- READING PASSAGE -

Page 7: SVG Tutorial and Transformations

CS559 Spring 2021 Sample Solution - Workbook 3

Written by CS559 course staff

You can try out the example solutions here. The interesting code is on page 6 and page 8.

In previous workbooks, we mentioned the SVG (Scalable Vector Graphics) API. It is a (vector, retained-mode, scene-graph) API where the graphics objects are stored as elements in the browser’s DOM.

Learning about SVG is useful: it is a very commonly used web graphics API. It is also a great way to learn about the concepts in a scene graph API, so you will be ready when we get to a 3D scene graph API.

With respect to the topic of this workbook (coordinate systems and transformations), SVG is useful for learning, so we will look at it here. The concepts are the same: we have coordinate systems, transformations that change coordinate systems, objects are drawn in coordinate systems, we create hierarchies, … However, we use them differently.

To start, you should learn the basics of SVG. This is discussed in the CS559 SVG Tutorial. You may find it useful to read beyond the class tutorial - the Mozilla SVG Tutorial is quite good.

Once you’re comfortable with SVG, we can learn about how it handles transformations and hierarchies to connect with what we saw in Canvas.

Coordinate Systems for Display-List APIs

We saw on previous pages how Canvas (and many other immediate-mode APIs) use a transformation stack approach to handling coordinate systems and hierarchy. Drawing commands use the current transformation. Transformation commands update the current transformation. We use save and restore (push/pop) to save the transformations. Save and restore creates a stack, so I call this approach a transformation stack approach. Because the transformations are stores as matrices (more on that in the next workbook), I will also call it a matrix stack.

The transformation stack (save and restore) model is very procedural: it represents the hierarchical structure of the objects implicitly in the code. There is no representation of groups (unless your code has them). When graphics objects are drawn, the objects are drawn with the current transformation (i.e., in the current coordinate system).

In a retained mode system, the system stores the graphics objects as an explicit data structure. Those objects persist after they are created. They can be changed - and we will see those changes. The coordinate systems that the objects “live” in also must stay around so we can interpret the objects. Indeed, it is useful to be able to change the coordinate system to change the objects.

With SVG, each object has its own coordinate system that it is drawn in. It is a property of every SVG object.

Here is a really simple SVG - with three objects (the SVG is inside of the HTML file 03-07-01.html):

If you look at the svg, you will see that each object has its own transformation defined, giving it its own coordinate system. This coordinate system is stored as a property of the object.

- STATED TASK 1 -
Answer these questions using the page on SVG transformations:
(a) What does the abbreviation SVG stand for?
(b) Besides the CS559 SVG Tutorial, which tutorial does the page call quite good?
(c) In SVG, where is the coordinate system of each object stored?
- STATED TASK 2 -
Resume the page on SVG transformations, picking up right after its final sentence.

- DATA ROWS -

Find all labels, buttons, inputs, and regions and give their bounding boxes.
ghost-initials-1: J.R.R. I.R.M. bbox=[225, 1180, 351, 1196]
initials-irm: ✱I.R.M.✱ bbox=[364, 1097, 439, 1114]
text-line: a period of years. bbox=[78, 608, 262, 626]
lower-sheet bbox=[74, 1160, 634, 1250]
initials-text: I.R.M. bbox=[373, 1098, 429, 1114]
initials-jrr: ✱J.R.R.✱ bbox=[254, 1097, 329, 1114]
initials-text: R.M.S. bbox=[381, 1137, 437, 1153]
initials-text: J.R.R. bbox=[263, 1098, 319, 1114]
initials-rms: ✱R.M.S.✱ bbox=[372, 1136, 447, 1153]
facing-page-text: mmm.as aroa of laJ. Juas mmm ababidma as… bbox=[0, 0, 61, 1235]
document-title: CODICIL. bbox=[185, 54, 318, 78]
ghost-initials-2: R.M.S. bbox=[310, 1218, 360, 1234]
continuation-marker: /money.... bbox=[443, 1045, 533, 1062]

---

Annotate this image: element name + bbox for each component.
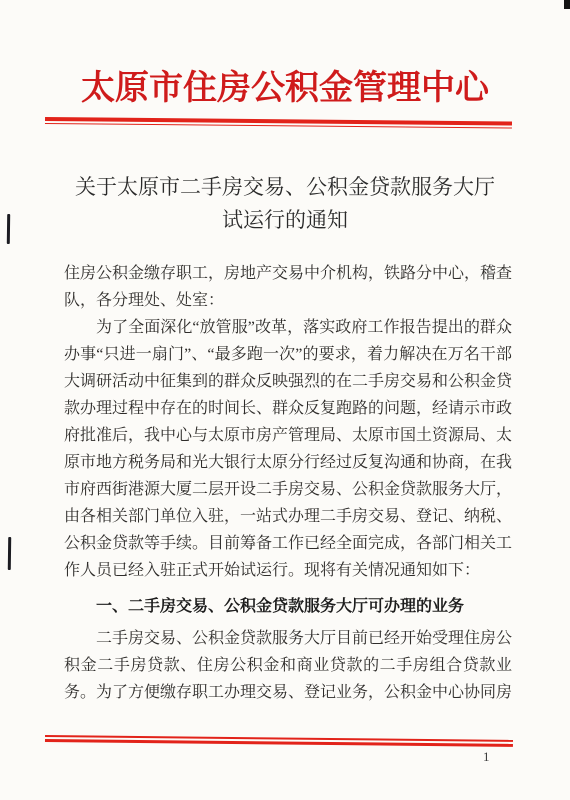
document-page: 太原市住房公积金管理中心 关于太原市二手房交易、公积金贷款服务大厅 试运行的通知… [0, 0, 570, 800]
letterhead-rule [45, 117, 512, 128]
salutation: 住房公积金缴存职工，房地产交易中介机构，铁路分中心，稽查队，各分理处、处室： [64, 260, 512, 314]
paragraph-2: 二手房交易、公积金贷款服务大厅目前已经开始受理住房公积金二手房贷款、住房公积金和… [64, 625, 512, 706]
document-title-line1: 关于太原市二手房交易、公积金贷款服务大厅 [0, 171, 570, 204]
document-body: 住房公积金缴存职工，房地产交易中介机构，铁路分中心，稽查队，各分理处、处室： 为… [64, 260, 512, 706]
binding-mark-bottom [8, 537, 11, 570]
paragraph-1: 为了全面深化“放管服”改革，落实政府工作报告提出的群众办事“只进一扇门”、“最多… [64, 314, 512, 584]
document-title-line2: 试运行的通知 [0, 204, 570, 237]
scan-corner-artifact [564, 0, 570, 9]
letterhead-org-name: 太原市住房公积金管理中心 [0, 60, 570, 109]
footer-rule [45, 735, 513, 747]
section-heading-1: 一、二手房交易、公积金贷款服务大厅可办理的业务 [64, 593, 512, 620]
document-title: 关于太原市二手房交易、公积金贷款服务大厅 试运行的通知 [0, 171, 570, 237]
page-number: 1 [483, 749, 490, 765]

- TASK ANSWER 1 -
(a) Scalable Vector Graphics.
(b) The Mozilla SVG Tutorial.
(c) It is stored as a property of the object.

- TASK ANSWER 2 -
<svg id="mysvg" width="300px" height="150px">
    <rect   transform="translate(40,30)"  id="rect1" width="20" height="20" x="-10" y="-10" fill="red" />
    <circle transform="translate(40,70)"  id="circ1" cx="0" cy="0" r="20" fill="blue" />
    <path   transform="translate(40,110)" id="path1" d="M-15,0 h30 l-15,30 Z" fill="orange" />

If I want, I can write JavaScript code to change the coordinate systems the objects are in (by changing their transformations).

If you look at 03-07-01.html) you will see that I use a standard animation loop, but on each frame I change the transformation for the circle and the square.

A few things to notice:

  1. On each iteration, I set the value of the transformation - writing over the old transformation. This is different than Canvas where the transformations were relative to the “current transformation”.
  2. I access the SVG elements the same way that I access any other DOM element - by using their element ID and searching for them in the document.
  3. I update the transform property - the same one I put in the SVG code itself. I have JavaScript write the transform using the same text I wrote by hand. This may seem a little clunky. In practice, we would use a library to make it more convenient.
  4. Notice that I designed my objects at 0,0, and used translation to put them into place - this is a common paradigm.

Note: in this workbook, you will not need to write code that manipulates SVG using JavaScript. I am doing it to help you understand how objects have transforms and coordinate systems.

Hierarchies, Transforms and Coordinate Systems

In SVG, each object has its own coordinate system. This interacts nicely with the hierarchical way that SVG objects are stored.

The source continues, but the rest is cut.